*Job*: List, from the lines below, each one with "document" in it.

*Provided data*:
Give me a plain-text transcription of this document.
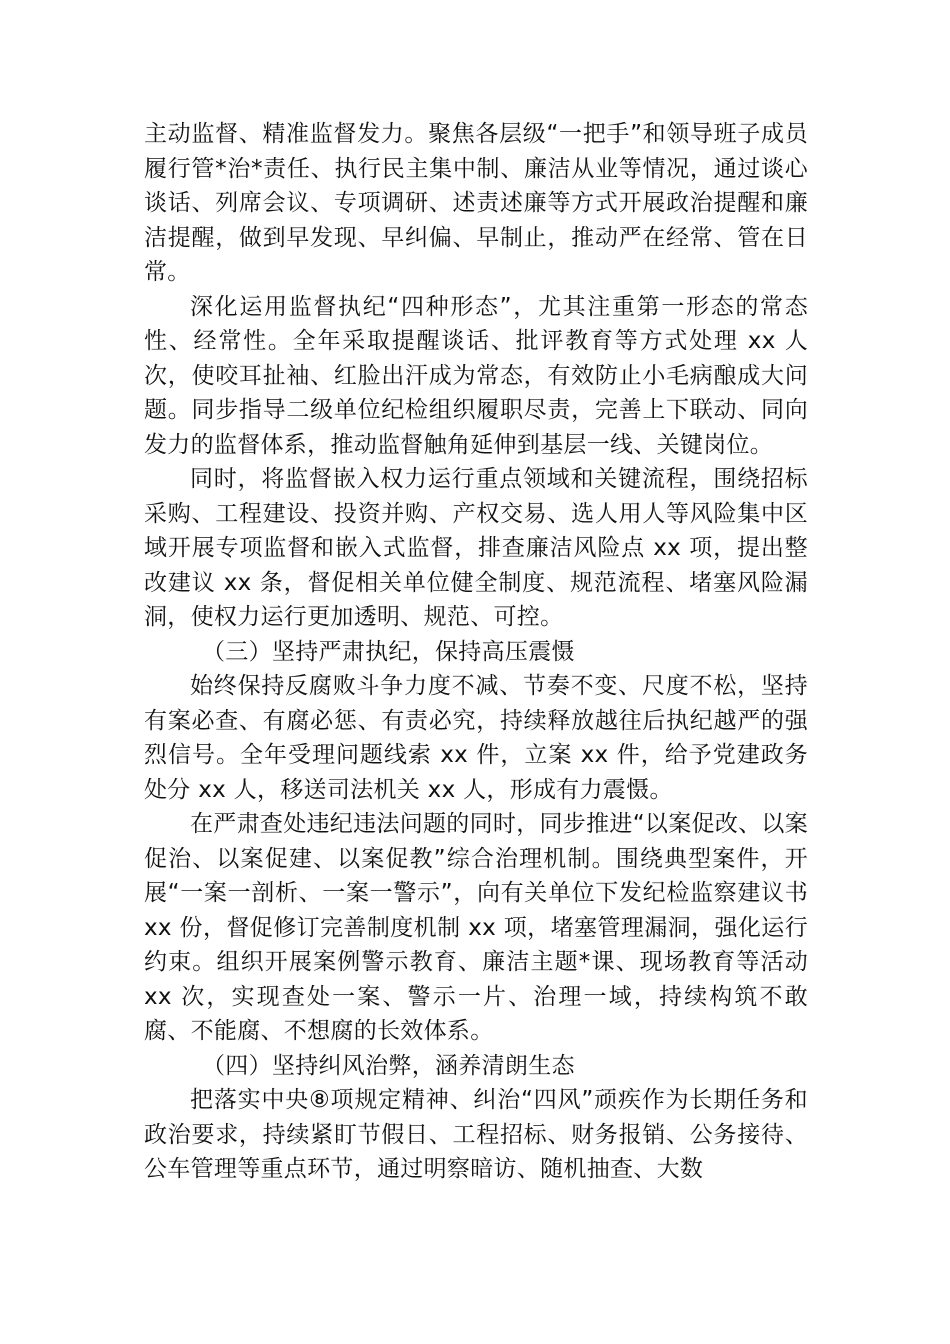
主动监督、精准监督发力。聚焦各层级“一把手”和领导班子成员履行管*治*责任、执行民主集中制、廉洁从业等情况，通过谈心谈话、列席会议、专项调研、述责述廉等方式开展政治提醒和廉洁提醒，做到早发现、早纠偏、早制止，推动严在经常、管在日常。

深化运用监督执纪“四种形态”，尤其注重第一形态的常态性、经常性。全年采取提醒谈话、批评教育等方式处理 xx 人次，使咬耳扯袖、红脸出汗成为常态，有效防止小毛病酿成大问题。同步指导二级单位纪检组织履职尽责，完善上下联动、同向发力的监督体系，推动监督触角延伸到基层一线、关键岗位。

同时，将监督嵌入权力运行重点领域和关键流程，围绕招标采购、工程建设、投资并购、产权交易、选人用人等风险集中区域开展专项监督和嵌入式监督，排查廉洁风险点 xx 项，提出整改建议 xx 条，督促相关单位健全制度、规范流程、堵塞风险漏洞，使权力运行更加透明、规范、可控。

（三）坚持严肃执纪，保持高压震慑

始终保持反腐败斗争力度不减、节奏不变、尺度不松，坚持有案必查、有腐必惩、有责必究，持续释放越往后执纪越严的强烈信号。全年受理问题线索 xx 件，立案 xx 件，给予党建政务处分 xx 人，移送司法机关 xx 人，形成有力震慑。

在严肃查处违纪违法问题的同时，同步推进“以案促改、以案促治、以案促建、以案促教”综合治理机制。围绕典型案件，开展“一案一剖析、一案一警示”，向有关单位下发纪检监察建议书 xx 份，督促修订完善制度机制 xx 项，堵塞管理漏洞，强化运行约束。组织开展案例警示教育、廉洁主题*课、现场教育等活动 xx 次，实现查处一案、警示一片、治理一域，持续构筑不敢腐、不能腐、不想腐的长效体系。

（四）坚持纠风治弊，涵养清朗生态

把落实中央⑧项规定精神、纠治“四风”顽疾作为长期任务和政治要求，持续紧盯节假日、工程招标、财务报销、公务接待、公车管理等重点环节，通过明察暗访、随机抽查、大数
==
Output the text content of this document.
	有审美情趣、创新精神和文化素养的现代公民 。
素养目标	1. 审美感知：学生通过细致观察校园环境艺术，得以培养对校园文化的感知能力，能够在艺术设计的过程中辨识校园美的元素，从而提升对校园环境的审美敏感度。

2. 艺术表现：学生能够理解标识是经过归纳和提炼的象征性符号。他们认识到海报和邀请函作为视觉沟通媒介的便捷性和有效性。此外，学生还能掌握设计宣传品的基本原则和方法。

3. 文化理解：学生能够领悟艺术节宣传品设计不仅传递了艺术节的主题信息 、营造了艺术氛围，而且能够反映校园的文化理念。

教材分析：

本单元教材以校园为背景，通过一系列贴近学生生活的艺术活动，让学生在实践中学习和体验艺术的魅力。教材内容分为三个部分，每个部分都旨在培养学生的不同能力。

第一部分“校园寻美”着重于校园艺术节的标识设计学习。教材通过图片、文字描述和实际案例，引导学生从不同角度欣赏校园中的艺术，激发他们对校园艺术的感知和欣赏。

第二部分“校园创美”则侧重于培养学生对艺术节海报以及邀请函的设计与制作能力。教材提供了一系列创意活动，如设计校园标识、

*Answer to this task*:
Give me a plain-text transcription of this document.
Output the text content of this document.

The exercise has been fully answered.